WORK INSTRUCTIONS: The entries below should be given again exactly, minus their pictures.

□ □ □

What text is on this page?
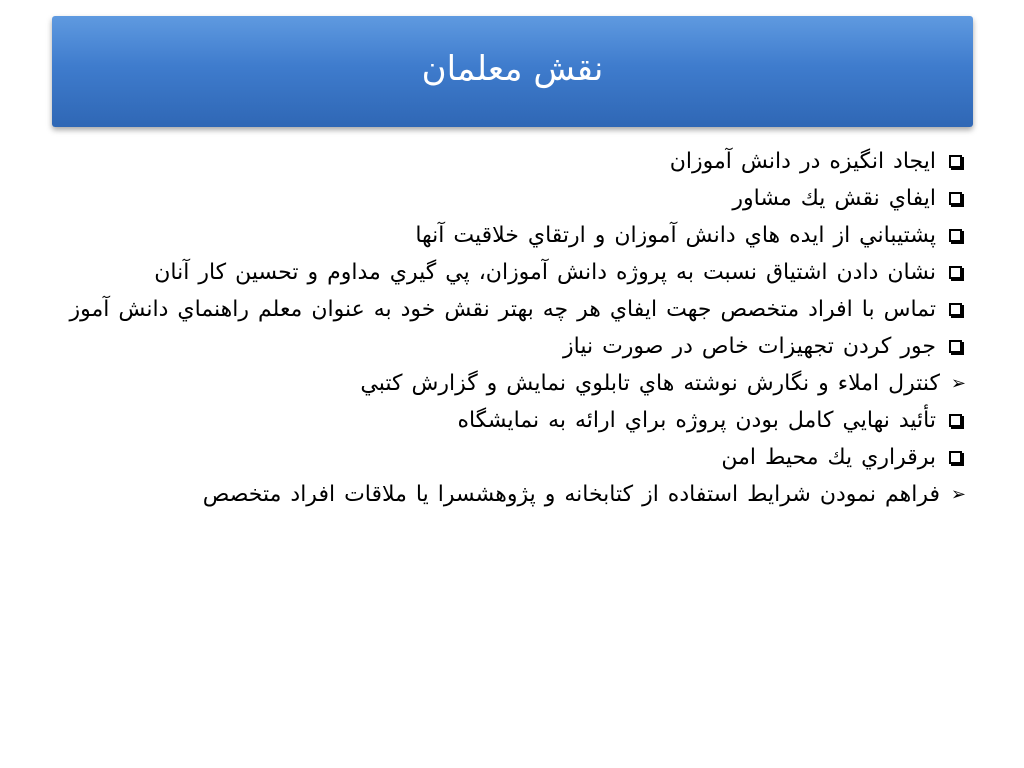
نقش معلمان
ايجاد انگيزه در دانش آموزان
ايفاي نقش يك مشاور
پشتيباني از ايده هاي دانش آموزان و ارتقاي خلاقيت آنها
نشان دادن اشتياق نسبت به پروژه دانش آموزان، پي گيري مداوم و تحسين كار آنان
تماس با افراد متخصص جهت ايفاي هر چه بهتر نقش خود به عنوان معلم راهنماي دانش آموز
جور كردن تجهيزات خاص در صورت نياز
➢
كنترل املاء و نگارش نوشته هاي تابلوي نمايش و گزارش كتبي
تأئيد نهايي كامل بودن پروژه براي ارائه به نمايشگاه
برقراري يك محيط امن
➢
فراهم نمودن شرايط استفاده از كتابخانه و پژوهشسرا يا ملاقات افراد متخصص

□ □ □

THE ANSWER:
What text is on this page?
نقش معلمان
ايجاد انگيزه در دانش آموزان
ايفاي نقش يك مشاور
پشتيباني از ايده هاي دانش آموزان و ارتقاي خلاقيت آنها
نشان دادن اشتياق نسبت به پروژه دانش آموزان، پي گيري مداوم و تحسين كار آنان
تماس با افراد متخصص جهت ايفاي هر چه بهتر نقش خود به عنوان معلم راهنماي دانش آموز
جور كردن تجهيزات خاص در صورت نياز
➢
كنترل املاء و نگارش نوشته هاي تابلوي نمايش و گزارش كتبي
تأئيد نهايي كامل بودن پروژه براي ارائه به نمايشگاه
برقراري يك محيط امن
➢
فراهم نمودن شرايط استفاده از كتابخانه و پژوهشسرا يا ملاقات افراد متخصص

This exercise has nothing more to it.